> [BRIEF] Retype the records below word for word and omit any image.

## start INFORMATION SUPPLIED

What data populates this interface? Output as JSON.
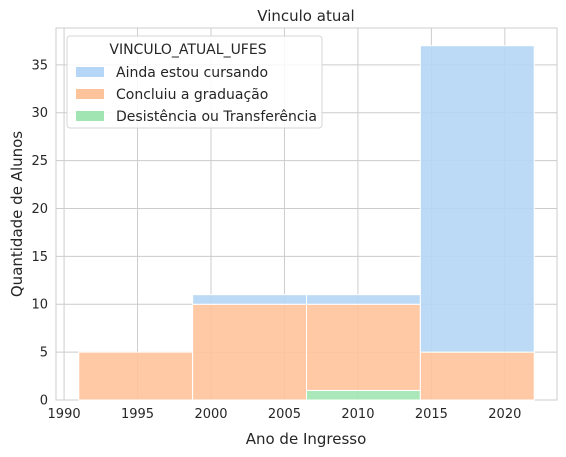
{
  "chart_data": {
    "type": "bar",
    "stacked": true,
    "title": "Vinculo atual",
    "xlabel": "Ano de Ingresso",
    "ylabel": "Quantidade de Alunos",
    "xlim": [
      1989.45,
      2023.55
    ],
    "ylim": [
      0,
      38.85
    ],
    "xticks": [
      1990,
      1995,
      2000,
      2005,
      2010,
      2015,
      2020
    ],
    "yticks": [
      0,
      5,
      10,
      15,
      20,
      25,
      30,
      35
    ],
    "grid": true,
    "bins": [
      {
        "x0": 1991.0,
        "x1": 1998.75
      },
      {
        "x0": 1998.75,
        "x1": 2006.5
      },
      {
        "x0": 2006.5,
        "x1": 2014.25
      },
      {
        "x0": 2014.25,
        "x1": 2022.0
      }
    ],
    "series": [
      {
        "name": "Desistência ou Transferência",
        "values": [
          0,
          0,
          1,
          0
        ],
        "color": "#a1e6b2"
      },
      {
        "name": "Concluiu a graduação",
        "values": [
          5,
          10,
          9,
          5
        ],
        "color": "#ffc39c"
      },
      {
        "name": "Ainda estou cursando",
        "values": [
          0,
          1,
          1,
          32
        ],
        "color": "#b5d6f4"
      }
    ],
    "legend": {
      "title": "VINCULO_ATUAL_UFES",
      "placement": "top-left",
      "entries": [
        "Ainda estou cursando",
        "Concluiu a graduação",
        "Desistência ou Transferência"
      ]
    }
  }
}
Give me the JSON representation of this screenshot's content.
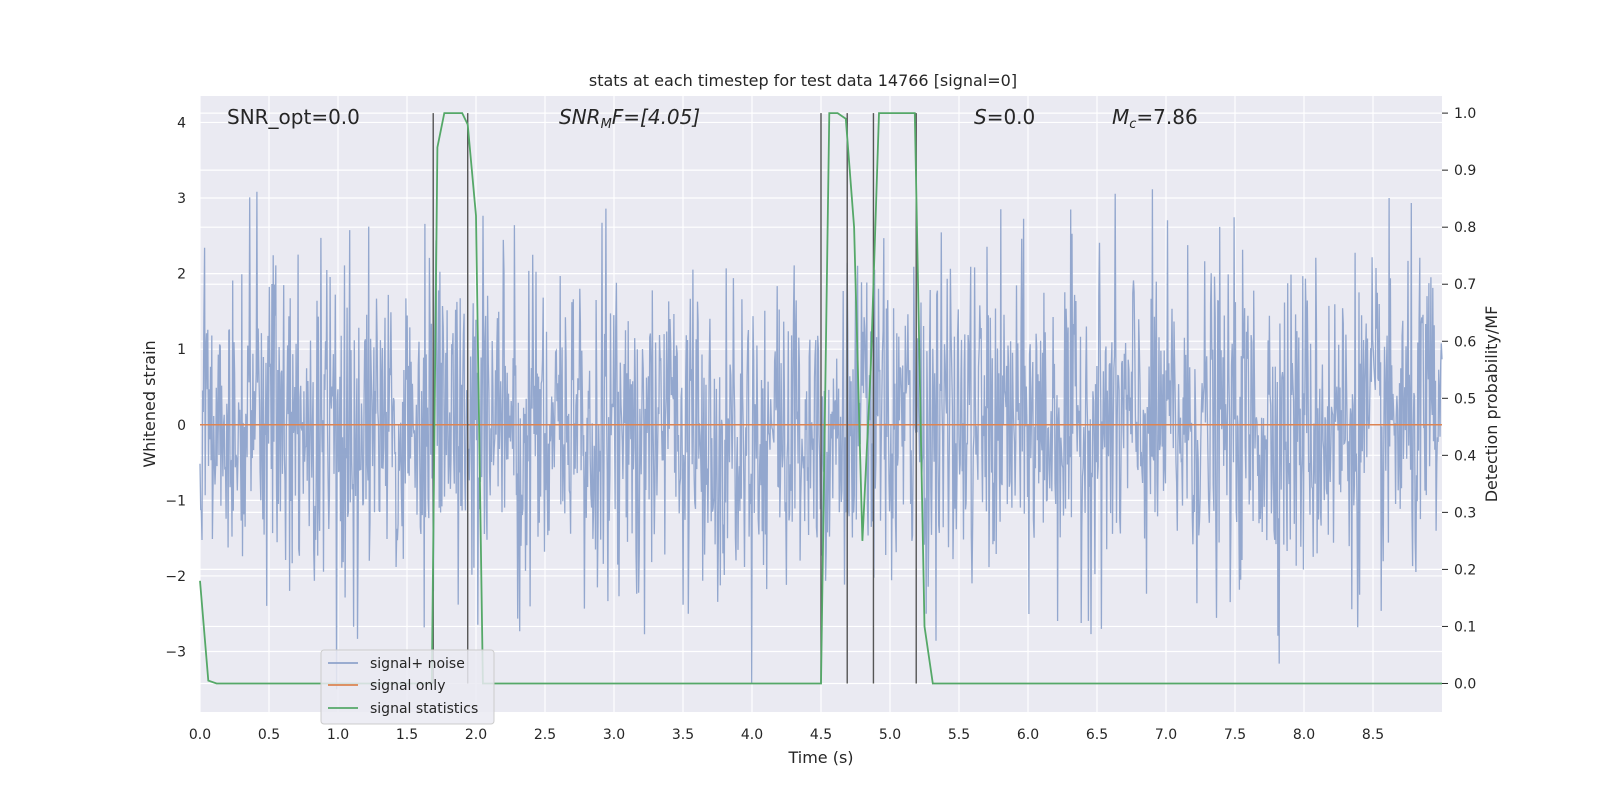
{
  "chart_data": {
    "type": "line",
    "title": "stats at each timestep for test data 14766 [signal=0]",
    "xlabel": "Time (s)",
    "ylabel": "Whitened strain",
    "ylabel_right": "Detection probability/MF",
    "xlim": [
      0.0,
      9.0
    ],
    "ylim": [
      -3.8,
      4.35
    ],
    "ylim_right": [
      -0.05,
      1.03
    ],
    "x_ticks": [
      "0.0",
      "0.5",
      "1.0",
      "1.5",
      "2.0",
      "2.5",
      "3.0",
      "3.5",
      "4.0",
      "4.5",
      "5.0",
      "5.5",
      "6.0",
      "6.5",
      "7.0",
      "7.5",
      "8.0",
      "8.5"
    ],
    "y_ticks": [
      "4",
      "3",
      "2",
      "1",
      "0",
      "−1",
      "−2",
      "−3"
    ],
    "y_ticks_right": [
      "1.0",
      "0.9",
      "0.8",
      "0.7",
      "0.6",
      "0.5",
      "0.4",
      "0.3",
      "0.2",
      "0.1",
      "0.0"
    ],
    "grid": true,
    "legend_position": "lower-left",
    "colors": {
      "background": "#eaeaf2",
      "grid": "#ffffff",
      "signal_noise": "#8ea3cb",
      "signal_only": "#dd8452",
      "signal_statistics": "#55a868",
      "marker_lines": "#555555"
    },
    "annotations": {
      "snr_opt": "SNR_opt=0.0",
      "snr_mf_main": "SNR",
      "snr_mf_sub": "M",
      "snr_mf_tail": "F=[4.05]",
      "s_main": "S",
      "s_tail": "=0.0",
      "mc_main": "M",
      "mc_sub": "c",
      "mc_tail": "=7.86"
    },
    "series": [
      {
        "name": "signal+ noise",
        "note": "whitened strain noise, amplitude roughly within [-3.5, 4.0]"
      },
      {
        "name": "signal only",
        "x": [
          0.0,
          9.0
        ],
        "y": [
          0.0,
          0.0
        ]
      },
      {
        "name": "signal statistics",
        "x": [
          0.0,
          0.06,
          0.12,
          1.68,
          1.72,
          1.77,
          1.82,
          1.9,
          1.94,
          2.0,
          2.05,
          2.1,
          4.45,
          4.5,
          4.56,
          4.62,
          4.68,
          4.74,
          4.8,
          4.86,
          4.92,
          4.98,
          5.05,
          5.12,
          5.18,
          5.25,
          5.31,
          9.0
        ],
        "y": [
          0.18,
          0.005,
          0.0,
          0.0,
          0.94,
          1.0,
          1.0,
          1.0,
          0.98,
          0.82,
          0.0,
          0.0,
          0.0,
          0.0,
          1.0,
          1.0,
          0.99,
          0.8,
          0.25,
          0.55,
          1.0,
          1.0,
          1.0,
          1.0,
          1.0,
          0.1,
          0.0,
          0.0
        ]
      }
    ],
    "vertical_markers": [
      1.69,
      1.94,
      4.5,
      4.69,
      4.88,
      5.19
    ]
  }
}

## end INFORMATION SUPPLIED

> [FINISHED TASK]
What data populates this interface? Output as JSON.
{
  "chart_data": {
    "type": "bar",
    "stacked": true,
    "title": "Vinculo atual",
    "xlabel": "Ano de Ingresso",
    "ylabel": "Quantidade de Alunos",
    "xlim": [
      1989.45,
      2023.55
    ],
    "ylim": [
      0,
      38.85
    ],
    "xticks": [
      1990,
      1995,
      2000,
      2005,
      2010,
      2015,
      2020
    ],
    "yticks": [
      0,
      5,
      10,
      15,
      20,
      25,
      30,
      35
    ],
    "grid": true,
    "bins": [
      {
        "x0": 1991.0,
        "x1": 1998.75
      },
      {
        "x0": 1998.75,
        "x1": 2006.5
      },
      {
        "x0": 2006.5,
        "x1": 2014.25
      },
      {
        "x0": 2014.25,
        "x1": 2022.0
      }
    ],
    "series": [
      {
        "name": "Desistência ou Transferência",
        "values": [
          0,
          0,
          1,
          0
        ],
        "color": "#a1e6b2"
      },
      {
        "name": "Concluiu a graduação",
        "values": [
          5,
          10,
          9,
          5
        ],
        "color": "#ffc39c"
      },
      {
        "name": "Ainda estou cursando",
        "values": [
          0,
          1,
          1,
          32
        ],
        "color": "#b5d6f4"
      }
    ],
    "legend": {
      "title": "VINCULO_ATUAL_UFES",
      "placement": "top-left",
      "entries": [
        "Ainda estou cursando",
        "Concluiu a graduação",
        "Desistência ou Transferência"
      ]
    }
  }
}
Give me the JSON representation of this screenshot's content.
{
  "chart_data": {
    "type": "line",
    "title": "stats at each timestep for test data 14766 [signal=0]",
    "xlabel": "Time (s)",
    "ylabel": "Whitened strain",
    "ylabel_right": "Detection probability/MF",
    "xlim": [
      0.0,
      9.0
    ],
    "ylim": [
      -3.8,
      4.35
    ],
    "ylim_right": [
      -0.05,
      1.03
    ],
    "x_ticks": [
      "0.0",
      "0.5",
      "1.0",
      "1.5",
      "2.0",
      "2.5",
      "3.0",
      "3.5",
      "4.0",
      "4.5",
      "5.0",
      "5.5",
      "6.0",
      "6.5",
      "7.0",
      "7.5",
      "8.0",
      "8.5"
    ],
    "y_ticks": [
      "4",
      "3",
      "2",
      "1",
      "0",
      "−1",
      "−2",
      "−3"
    ],
    "y_ticks_right": [
      "1.0",
      "0.9",
      "0.8",
      "0.7",
      "0.6",
      "0.5",
      "0.4",
      "0.3",
      "0.2",
      "0.1",
      "0.0"
    ],
    "grid": true,
    "legend_position": "lower-left",
    "colors": {
      "background": "#eaeaf2",
      "grid": "#ffffff",
      "signal_noise": "#8ea3cb",
      "signal_only": "#dd8452",
      "signal_statistics": "#55a868",
      "marker_lines": "#555555"
    },
    "annotations": {
      "snr_opt": "SNR_opt=0.0",
      "snr_mf_main": "SNR",
      "snr_mf_sub": "M",
      "snr_mf_tail": "F=[4.05]",
      "s_main": "S",
      "s_tail": "=0.0",
      "mc_main": "M",
      "mc_sub": "c",
      "mc_tail": "=7.86"
    },
    "series": [
      {
        "name": "signal+ noise",
        "note": "whitened strain noise, amplitude roughly within [-3.5, 4.0]"
      },
      {
        "name": "signal only",
        "x": [
          0.0,
          9.0
        ],
        "y": [
          0.0,
          0.0
        ]
      },
      {
        "name": "signal statistics",
        "x": [
          0.0,
          0.06,
          0.12,
          1.68,
          1.72,
          1.77,
          1.82,
          1.9,
          1.94,
          2.0,
          2.05,
          2.1,
          4.45,
          4.5,
          4.56,
          4.62,
          4.68,
          4.74,
          4.8,
          4.86,
          4.92,
          4.98,
          5.05,
          5.12,
          5.18,
          5.25,
          5.31,
          9.0
        ],
        "y": [
          0.18,
          0.005,
          0.0,
          0.0,
          0.94,
          1.0,
          1.0,
          1.0,
          0.98,
          0.82,
          0.0,
          0.0,
          0.0,
          0.0,
          1.0,
          1.0,
          0.99,
          0.8,
          0.25,
          0.55,
          1.0,
          1.0,
          1.0,
          1.0,
          1.0,
          0.1,
          0.0,
          0.0
        ]
      }
    ],
    "vertical_markers": [
      1.69,
      1.94,
      4.5,
      4.69,
      4.88,
      5.19
    ]
  }
}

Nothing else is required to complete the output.